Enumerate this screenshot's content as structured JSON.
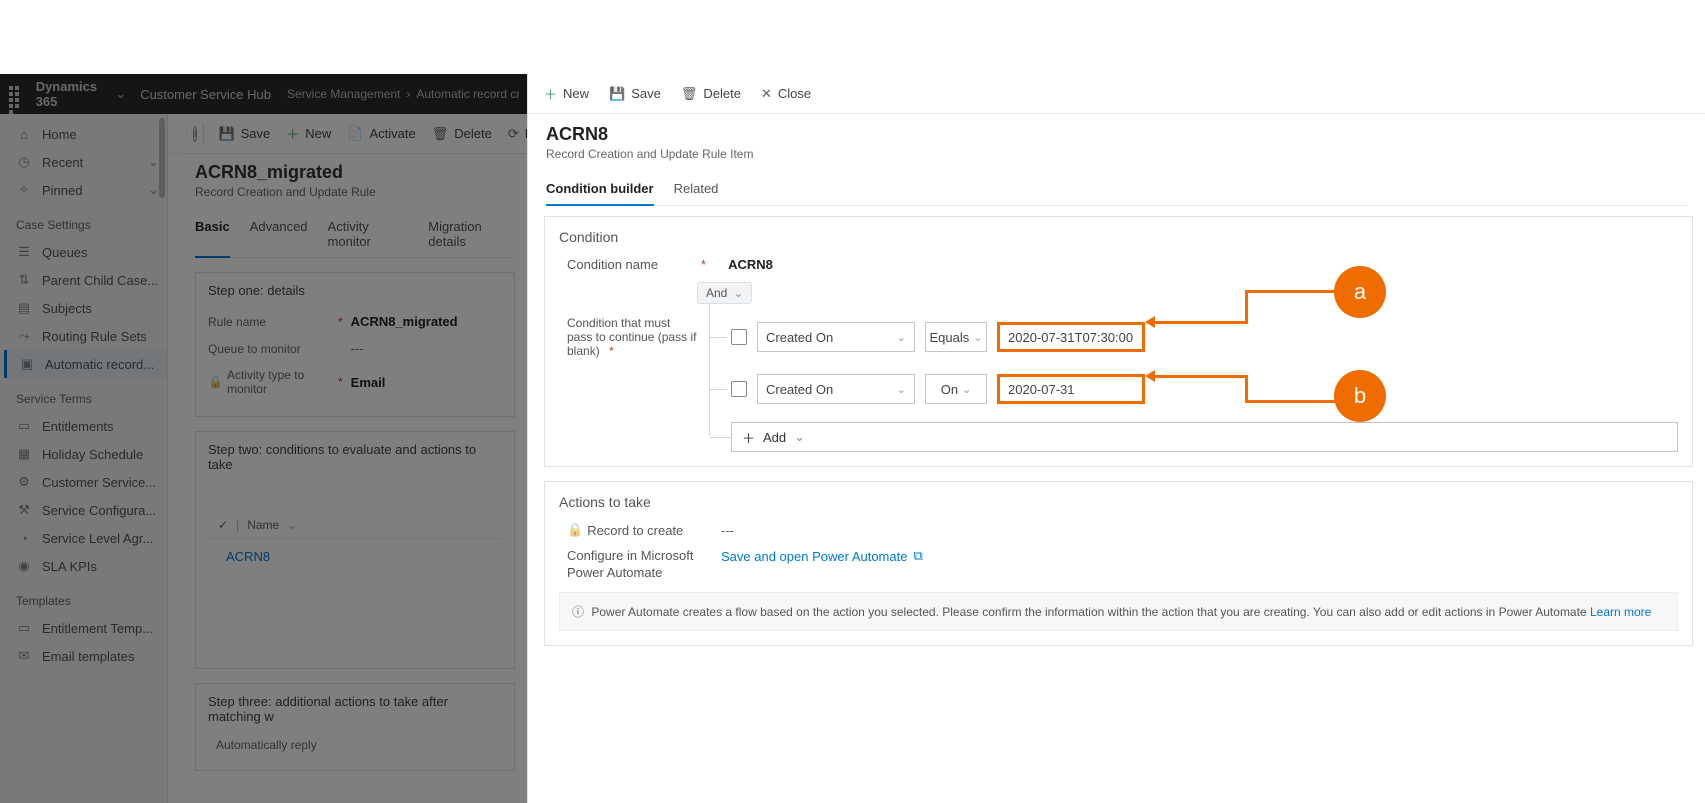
{
  "topnav": {
    "brand": "Dynamics 365",
    "hub": "Customer Service Hub",
    "breadcrumb": [
      "Service Management",
      "Automatic record creation"
    ]
  },
  "left_cmd": {
    "save": "Save",
    "new": "New",
    "activate": "Activate",
    "delete": "Delete",
    "refresh": "Refr"
  },
  "sidebar": {
    "items_top": [
      {
        "label": "Home",
        "icon": "home"
      },
      {
        "label": "Recent",
        "icon": "clock",
        "chev": true
      },
      {
        "label": "Pinned",
        "icon": "pin",
        "chev": true
      }
    ],
    "group1_title": "Case Settings",
    "group1": [
      {
        "label": "Queues"
      },
      {
        "label": "Parent Child Case..."
      },
      {
        "label": "Subjects"
      },
      {
        "label": "Routing Rule Sets"
      },
      {
        "label": "Automatic record...",
        "active": true
      }
    ],
    "group2_title": "Service Terms",
    "group2": [
      {
        "label": "Entitlements"
      },
      {
        "label": "Holiday Schedule"
      },
      {
        "label": "Customer Service..."
      },
      {
        "label": "Service Configura..."
      },
      {
        "label": "Service Level Agr..."
      },
      {
        "label": "SLA KPIs"
      }
    ],
    "group3_title": "Templates",
    "group3": [
      {
        "label": "Entitlement Temp..."
      },
      {
        "label": "Email templates"
      }
    ]
  },
  "record": {
    "title": "ACRN8_migrated",
    "subtitle": "Record Creation and Update Rule",
    "tabs": [
      "Basic",
      "Advanced",
      "Activity monitor",
      "Migration details"
    ],
    "step1": {
      "title": "Step one: details",
      "rule_name_label": "Rule name",
      "rule_name_value": "ACRN8_migrated",
      "queue_label": "Queue to monitor",
      "queue_value": "---",
      "activity_label": "Activity type to monitor",
      "activity_value": "Email"
    },
    "step2": {
      "title": "Step two: conditions to evaluate and actions to take",
      "col": "Name",
      "row1": "ACRN8"
    },
    "step3": {
      "title": "Step three: additional actions to take after matching w",
      "line1": "Automatically reply"
    }
  },
  "panel": {
    "cmd": {
      "new": "New",
      "save": "Save",
      "delete": "Delete",
      "close": "Close"
    },
    "title": "ACRN8",
    "subtitle": "Record Creation and Update Rule Item",
    "tabs": [
      "Condition builder",
      "Related"
    ],
    "condition": {
      "section_title": "Condition",
      "name_label": "Condition name",
      "name_value": "ACRN8",
      "that_must_label": "Condition that must pass to continue (pass if blank)",
      "and_chip": "And",
      "rows": [
        {
          "attr": "Created On",
          "op": "Equals",
          "value": "2020-07-31T07:30:00"
        },
        {
          "attr": "Created On",
          "op": "On",
          "value": "2020-07-31"
        }
      ],
      "add_label": "Add"
    },
    "actions": {
      "section_title": "Actions to take",
      "record_label": "Record to create",
      "record_value": "---",
      "configure_label": "Configure in Microsoft Power Automate",
      "link_text": "Save and open Power Automate",
      "banner_text": "Power Automate creates a flow based on the action you selected. Please confirm the information within the action that you are creating. You can also add or edit actions in Power Automate",
      "learn_more": "Learn more"
    }
  },
  "callouts": {
    "a": "a",
    "b": "b"
  }
}
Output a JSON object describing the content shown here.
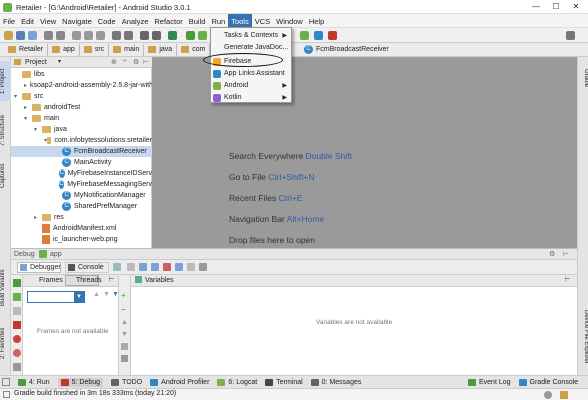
{
  "window": {
    "title": "Retailer - [G:\\Android\\Retailer] - Android Studio 3.0.1",
    "minimize": "—",
    "maximize": "☐",
    "close": "✕"
  },
  "menubar": [
    "File",
    "Edit",
    "View",
    "Navigate",
    "Code",
    "Analyze",
    "Refactor",
    "Build",
    "Run",
    "Tools",
    "VCS",
    "Window",
    "Help"
  ],
  "navbar": {
    "crumbs": [
      "Retailer",
      "app",
      "src",
      "main",
      "java",
      "com",
      "info"
    ],
    "right_crumb": "FcmBroadcastReceiver"
  },
  "project": {
    "view_label": "Project",
    "tree": [
      {
        "label": "libs",
        "kind": "folder",
        "arrow": "",
        "depth": 0
      },
      {
        "label": "ksoap2-android-assembly-2.5.8-jar-with",
        "kind": "folder",
        "arrow": "▸",
        "depth": 1
      },
      {
        "label": "src",
        "kind": "folder",
        "arrow": "▾",
        "depth": 0
      },
      {
        "label": "androidTest",
        "kind": "folder",
        "arrow": "▸",
        "depth": 1
      },
      {
        "label": "main",
        "kind": "folder",
        "arrow": "▾",
        "depth": 1
      },
      {
        "label": "java",
        "kind": "folder",
        "arrow": "▾",
        "depth": 2
      },
      {
        "label": "com.infobytessolutions.sretailer",
        "kind": "folder",
        "arrow": "▾",
        "depth": 3
      },
      {
        "label": "FcmBroadcastReceiver",
        "kind": "class",
        "arrow": "",
        "depth": 4,
        "selected": true
      },
      {
        "label": "MainActivity",
        "kind": "class",
        "arrow": "",
        "depth": 4
      },
      {
        "label": "MyFirebaseInstanceIDServ",
        "kind": "class",
        "arrow": "",
        "depth": 4
      },
      {
        "label": "MyFirebaseMessagingServ",
        "kind": "class",
        "arrow": "",
        "depth": 4
      },
      {
        "label": "MyNotificationManager",
        "kind": "class",
        "arrow": "",
        "depth": 4
      },
      {
        "label": "SharedPrefManager",
        "kind": "class",
        "arrow": "",
        "depth": 4
      },
      {
        "label": "res",
        "kind": "folder",
        "arrow": "▸",
        "depth": 2
      },
      {
        "label": "AndroidManifest.xml",
        "kind": "xml",
        "arrow": "",
        "depth": 2
      },
      {
        "label": "ic_launcher-web.png",
        "kind": "xml",
        "arrow": "",
        "depth": 2
      }
    ]
  },
  "editor_hints": [
    {
      "text": "Search Everywhere",
      "key": "Double Shift"
    },
    {
      "text": "Go to File",
      "key": "Ctrl+Shift+N"
    },
    {
      "text": "Recent Files",
      "key": "Ctrl+E"
    },
    {
      "text": "Navigation Bar",
      "key": "Alt+Home"
    },
    {
      "text": "Drop files here to open",
      "key": ""
    }
  ],
  "tools_menu": [
    {
      "label": "Tasks & Contexts",
      "submenu": true,
      "icon": ""
    },
    {
      "label": "Generate JavaDoc...",
      "submenu": false,
      "icon": ""
    },
    {
      "label": "Firebase",
      "submenu": false,
      "icon": "firebase-icon",
      "color": "#f5a623"
    },
    {
      "label": "App Links Assistant",
      "submenu": false,
      "icon": "app-links-icon",
      "color": "#2f86c8"
    },
    {
      "label": "Android",
      "submenu": true,
      "icon": "android-icon",
      "color": "#7cb342"
    },
    {
      "label": "Kotlin",
      "submenu": true,
      "icon": "kotlin-icon",
      "color": "#8e5fd4"
    }
  ],
  "debug": {
    "title": "Debug",
    "config": "app",
    "tabs": [
      "Debugger",
      "Console"
    ],
    "frames_label": "Frames",
    "threads_label": "Threads",
    "variables_label": "Variables",
    "frames_empty": "Frames are not available",
    "variables_empty": "Variables are not available"
  },
  "side_tabs": {
    "left": [
      "1: Project",
      "7: Structure",
      "Captures",
      "Build Variants",
      "2: Favorites"
    ],
    "right": [
      "Gradle",
      "Device File Explorer"
    ]
  },
  "bottom_tools": [
    {
      "label": "4: Run",
      "color": "#4a9e3a"
    },
    {
      "label": "5: Debug",
      "color": "#c0392b",
      "active": true
    },
    {
      "label": "TODO",
      "color": "#666"
    },
    {
      "label": "Android Profiler",
      "color": "#2f86c8"
    },
    {
      "label": "6: Logcat",
      "color": "#7cb342"
    },
    {
      "label": "Terminal",
      "color": "#444"
    },
    {
      "label": "0: Messages",
      "color": "#666"
    }
  ],
  "bottom_right_tools": [
    {
      "label": "Event Log",
      "color": "#4a9e3a"
    },
    {
      "label": "Gradle Console",
      "color": "#2f86c8"
    }
  ],
  "status": "Gradle build finished in 3m 18s 333ms (today 21:20)"
}
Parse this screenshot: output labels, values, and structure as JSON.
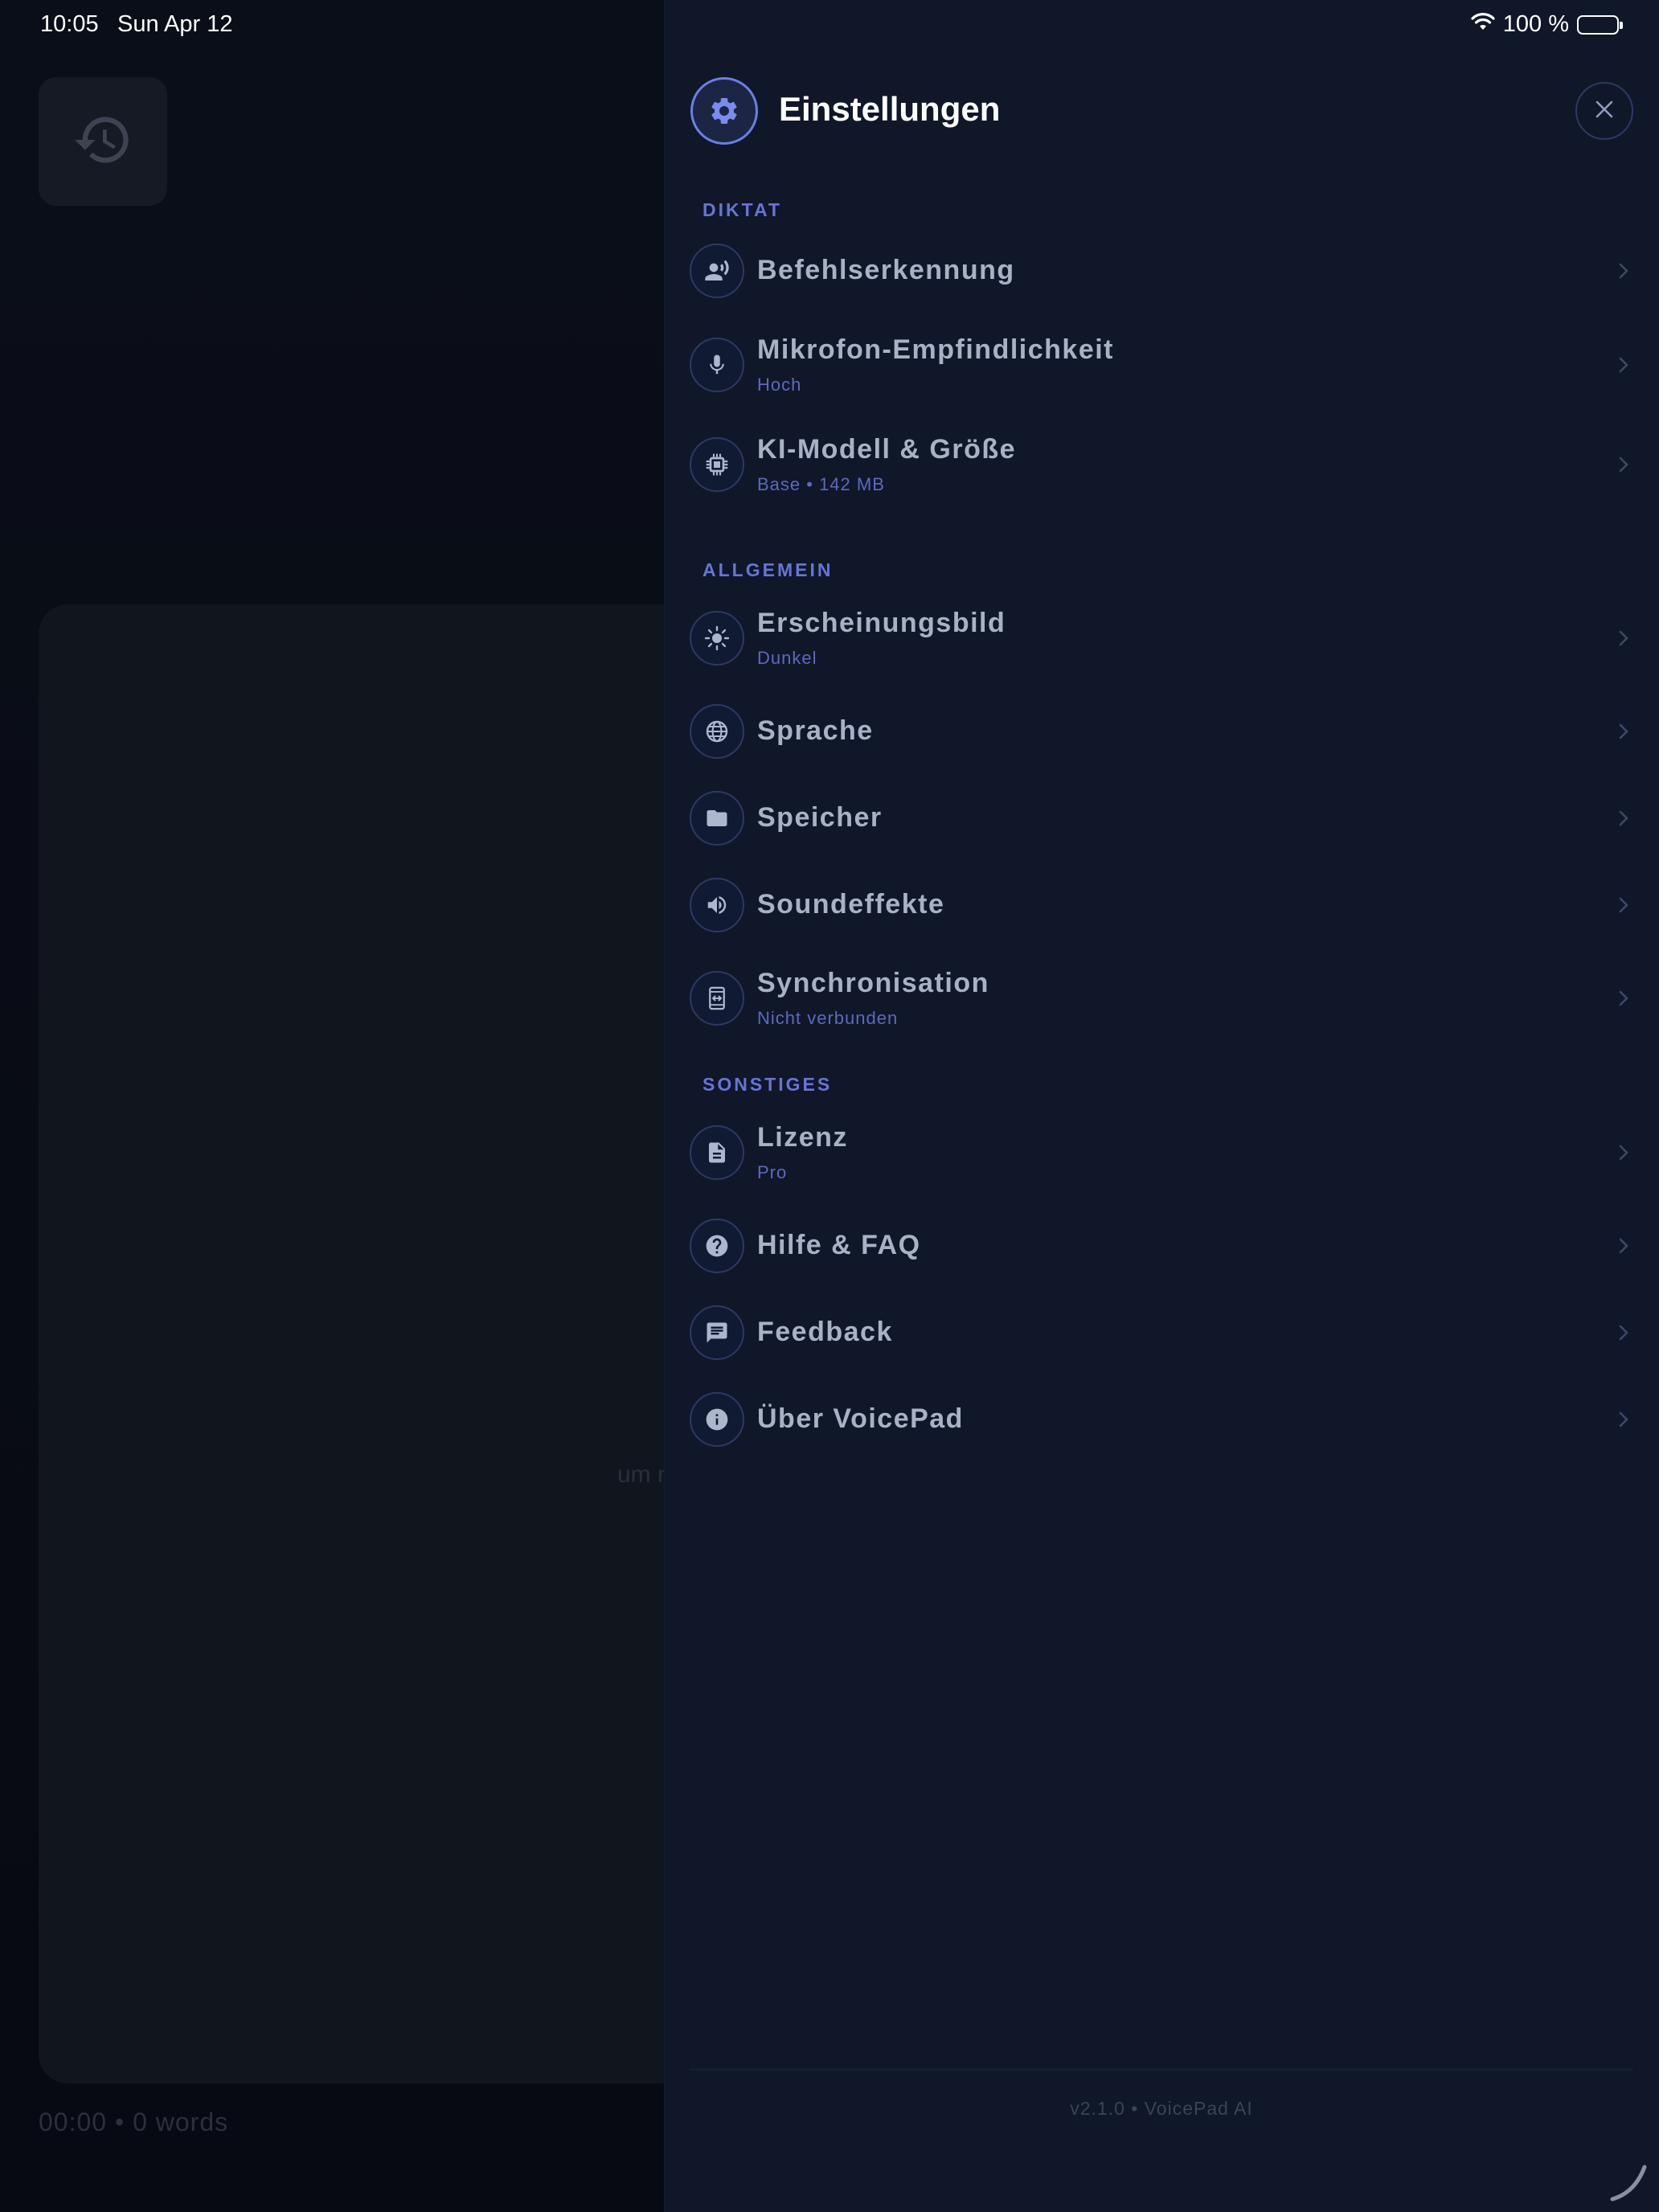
{
  "status_bar": {
    "time": "10:05",
    "date": "Sun Apr 12",
    "battery": "100 %"
  },
  "background": {
    "history_icon": "history-icon",
    "editor_hint": "um n",
    "footer_stats": "00:00 • 0 words"
  },
  "settings": {
    "title": "Einstellungen",
    "header_icon": "gear-icon",
    "close_icon": "close-icon",
    "accent_color": "#6b7fe6",
    "sections": [
      {
        "label": "DIKTAT"
      },
      {
        "label": "ALLGEMEIN"
      },
      {
        "label": "SONSTIGES"
      }
    ],
    "items": [
      {
        "title": "Befehlserkennung",
        "subtitle": "",
        "icon": "voice-person-icon"
      },
      {
        "title": "Mikrofon-Empfindlichkeit",
        "subtitle": "Hoch",
        "icon": "microphone-icon"
      },
      {
        "title": "KI-Modell & Größe",
        "subtitle": "Base • 142 MB",
        "icon": "chip-icon"
      },
      {
        "title": "Erscheinungsbild",
        "subtitle": "Dunkel",
        "icon": "sun-icon"
      },
      {
        "title": "Sprache",
        "subtitle": "",
        "icon": "globe-icon"
      },
      {
        "title": "Speicher",
        "subtitle": "",
        "icon": "folder-icon"
      },
      {
        "title": "Soundeffekte",
        "subtitle": "",
        "icon": "speaker-icon"
      },
      {
        "title": "Synchronisation",
        "subtitle": "Nicht verbunden",
        "icon": "sync-device-icon"
      },
      {
        "title": "Lizenz",
        "subtitle": "Pro",
        "icon": "document-icon"
      },
      {
        "title": "Hilfe & FAQ",
        "subtitle": "",
        "icon": "help-icon"
      },
      {
        "title": "Feedback",
        "subtitle": "",
        "icon": "chat-icon"
      },
      {
        "title": "Über VoicePad",
        "subtitle": "",
        "icon": "info-icon"
      }
    ],
    "version": "v2.1.0 • VoicePad AI"
  }
}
○ ○ ○
§ THE REQUEST
Pull out each line holding the string "Frames".

§ SOLVED PROBLEM
    "frames_label": "Frames",
    "frames_empty": "Frames are not available",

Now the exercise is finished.